» **REQUEST**
Return all of the entries word for word, but omit the pictures they contain.

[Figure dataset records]
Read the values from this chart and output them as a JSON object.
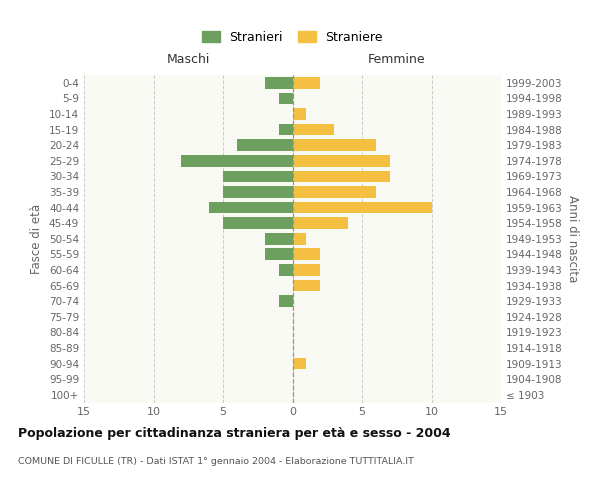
{
  "age_groups": [
    "100+",
    "95-99",
    "90-94",
    "85-89",
    "80-84",
    "75-79",
    "70-74",
    "65-69",
    "60-64",
    "55-59",
    "50-54",
    "45-49",
    "40-44",
    "35-39",
    "30-34",
    "25-29",
    "20-24",
    "15-19",
    "10-14",
    "5-9",
    "0-4"
  ],
  "birth_years": [
    "≤ 1903",
    "1904-1908",
    "1909-1913",
    "1914-1918",
    "1919-1923",
    "1924-1928",
    "1929-1933",
    "1934-1938",
    "1939-1943",
    "1944-1948",
    "1949-1953",
    "1954-1958",
    "1959-1963",
    "1964-1968",
    "1969-1973",
    "1974-1978",
    "1979-1983",
    "1984-1988",
    "1989-1993",
    "1994-1998",
    "1999-2003"
  ],
  "males": [
    0,
    0,
    0,
    0,
    0,
    0,
    1,
    0,
    1,
    2,
    2,
    5,
    6,
    5,
    5,
    8,
    4,
    1,
    0,
    1,
    2
  ],
  "females": [
    0,
    0,
    1,
    0,
    0,
    0,
    0,
    2,
    2,
    2,
    1,
    4,
    10,
    6,
    7,
    7,
    6,
    3,
    1,
    0,
    2
  ],
  "male_color": "#6d9f5e",
  "female_color": "#f5bf42",
  "bar_height": 0.75,
  "xlim": 15,
  "title": "Popolazione per cittadinanza straniera per età e sesso - 2004",
  "subtitle": "COMUNE DI FICULLE (TR) - Dati ISTAT 1° gennaio 2004 - Elaborazione TUTTITALIA.IT",
  "ylabel_left": "Fasce di età",
  "ylabel_right": "Anni di nascita",
  "xlabel_left": "Maschi",
  "xlabel_right": "Femmine",
  "legend_stranieri": "Stranieri",
  "legend_straniere": "Straniere",
  "bg_color": "#ffffff",
  "plot_bg_color": "#fafaf4",
  "grid_color": "#cccccc",
  "axis_label_color": "#666666",
  "tick_color": "#666666"
}
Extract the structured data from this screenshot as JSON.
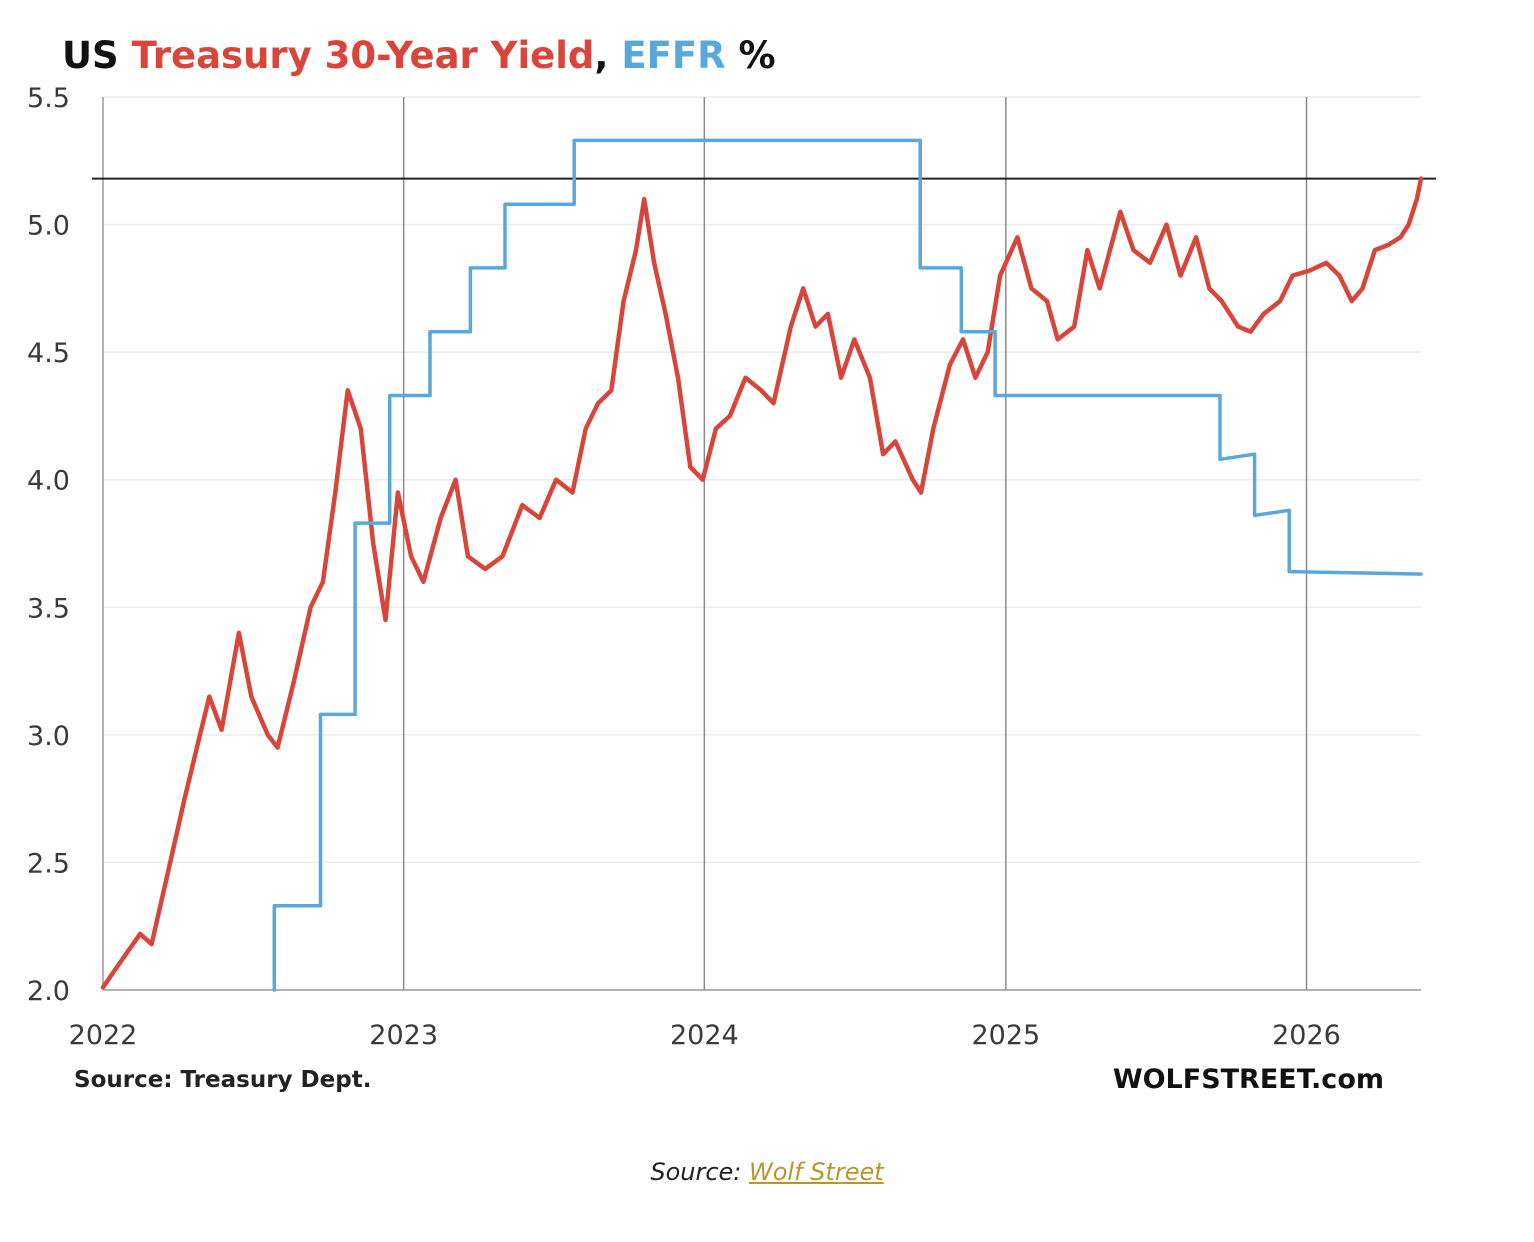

» **RESULT**
Read the values from this chart and output them as a JSON object.
{
  "age_groups": [
    "100+",
    "95-99",
    "90-94",
    "85-89",
    "80-84",
    "75-79",
    "70-74",
    "65-69",
    "60-64",
    "55-59",
    "50-54",
    "45-49",
    "40-44",
    "35-39",
    "30-34",
    "25-29",
    "20-24",
    "15-19",
    "10-14",
    "5-9",
    "0-4"
  ],
  "birth_years": [
    "≤ 1903",
    "1904-1908",
    "1909-1913",
    "1914-1918",
    "1919-1923",
    "1924-1928",
    "1929-1933",
    "1934-1938",
    "1939-1943",
    "1944-1948",
    "1949-1953",
    "1954-1958",
    "1959-1963",
    "1964-1968",
    "1969-1973",
    "1974-1978",
    "1979-1983",
    "1984-1988",
    "1989-1993",
    "1994-1998",
    "1999-2003"
  ],
  "males": [
    0,
    0,
    0,
    0,
    0,
    0,
    1,
    0,
    1,
    2,
    2,
    5,
    6,
    5,
    5,
    8,
    4,
    1,
    0,
    1,
    2
  ],
  "females": [
    0,
    0,
    1,
    0,
    0,
    0,
    0,
    2,
    2,
    2,
    1,
    4,
    10,
    6,
    7,
    7,
    6,
    3,
    1,
    0,
    2
  ],
  "male_color": "#6d9f5e",
  "female_color": "#f5bf42",
  "bar_height": 0.75,
  "xlim": 15,
  "title": "Popolazione per cittadinanza straniera per età e sesso - 2004",
  "subtitle": "COMUNE DI FICULLE (TR) - Dati ISTAT 1° gennaio 2004 - Elaborazione TUTTITALIA.IT",
  "ylabel_left": "Fasce di età",
  "ylabel_right": "Anni di nascita",
  "xlabel_left": "Maschi",
  "xlabel_right": "Femmine",
  "legend_stranieri": "Stranieri",
  "legend_straniere": "Straniere",
  "bg_color": "#ffffff",
  "plot_bg_color": "#fafaf4",
  "grid_color": "#cccccc",
  "axis_label_color": "#666666",
  "tick_color": "#666666"
}
Extract the structured data from this screenshot as JSON.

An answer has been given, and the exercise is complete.